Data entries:
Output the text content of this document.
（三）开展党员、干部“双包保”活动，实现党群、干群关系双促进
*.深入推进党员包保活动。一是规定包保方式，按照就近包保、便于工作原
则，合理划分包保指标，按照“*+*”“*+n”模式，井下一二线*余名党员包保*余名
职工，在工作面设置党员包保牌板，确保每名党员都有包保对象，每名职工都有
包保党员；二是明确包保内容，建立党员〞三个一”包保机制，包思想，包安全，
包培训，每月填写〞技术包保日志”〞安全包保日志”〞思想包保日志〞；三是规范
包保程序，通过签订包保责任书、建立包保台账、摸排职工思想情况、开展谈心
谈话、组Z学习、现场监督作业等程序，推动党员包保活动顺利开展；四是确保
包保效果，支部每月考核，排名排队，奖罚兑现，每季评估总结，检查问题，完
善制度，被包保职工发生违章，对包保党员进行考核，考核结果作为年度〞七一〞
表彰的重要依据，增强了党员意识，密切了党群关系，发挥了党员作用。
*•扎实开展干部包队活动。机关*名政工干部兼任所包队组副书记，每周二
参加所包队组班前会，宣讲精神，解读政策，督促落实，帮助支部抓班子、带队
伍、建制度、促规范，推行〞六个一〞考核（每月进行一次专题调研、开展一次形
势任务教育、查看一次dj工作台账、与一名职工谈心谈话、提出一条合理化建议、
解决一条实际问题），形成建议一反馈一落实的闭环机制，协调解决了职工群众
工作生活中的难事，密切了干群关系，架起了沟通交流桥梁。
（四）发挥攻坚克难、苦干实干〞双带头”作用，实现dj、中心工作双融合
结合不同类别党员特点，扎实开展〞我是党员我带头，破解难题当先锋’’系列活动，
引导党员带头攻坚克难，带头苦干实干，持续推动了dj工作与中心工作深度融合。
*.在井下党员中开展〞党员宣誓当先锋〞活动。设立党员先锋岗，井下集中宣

## WHAT YOU NEED TO DO
Reproduce each record exactly, leaving nothing out.

## FULL RESPONSE
Output the text content of this document.
（三）开展党员、干部“双包保”活动，实现党群、干群关系双促进
*.深入推进党员包保活动。一是规定包保方式，按照就近包保、便于工作原
则，合理划分包保指标，按照“*+*”“*+n”模式，井下一二线*余名党员包保*余名
职工，在工作面设置党员包保牌板，确保每名党员都有包保对象，每名职工都有
包保党员；二是明确包保内容，建立党员〞三个一”包保机制，包思想，包安全，
包培训，每月填写〞技术包保日志”〞安全包保日志”〞思想包保日志〞；三是规范
包保程序，通过签订包保责任书、建立包保台账、摸排职工思想情况、开展谈心
谈话、组Z学习、现场监督作业等程序，推动党员包保活动顺利开展；四是确保
包保效果，支部每月考核，排名排队，奖罚兑现，每季评估总结，检查问题，完
善制度，被包保职工发生违章，对包保党员进行考核，考核结果作为年度〞七一〞
表彰的重要依据，增强了党员意识，密切了党群关系，发挥了党员作用。
*•扎实开展干部包队活动。机关*名政工干部兼任所包队组副书记，每周二
参加所包队组班前会，宣讲精神，解读政策，督促落实，帮助支部抓班子、带队
伍、建制度、促规范，推行〞六个一〞考核（每月进行一次专题调研、开展一次形
势任务教育、查看一次dj工作台账、与一名职工谈心谈话、提出一条合理化建议、
解决一条实际问题），形成建议一反馈一落实的闭环机制，协调解决了职工群众
工作生活中的难事，密切了干群关系，架起了沟通交流桥梁。
（四）发挥攻坚克难、苦干实干〞双带头”作用，实现dj、中心工作双融合
结合不同类别党员特点，扎实开展〞我是党员我带头，破解难题当先锋’’系列活动，
引导党员带头攻坚克难，带头苦干实干，持续推动了dj工作与中心工作深度融合。
*.在井下党员中开展〞党员宣誓当先锋〞活动。设立党员先锋岗，井下集中宣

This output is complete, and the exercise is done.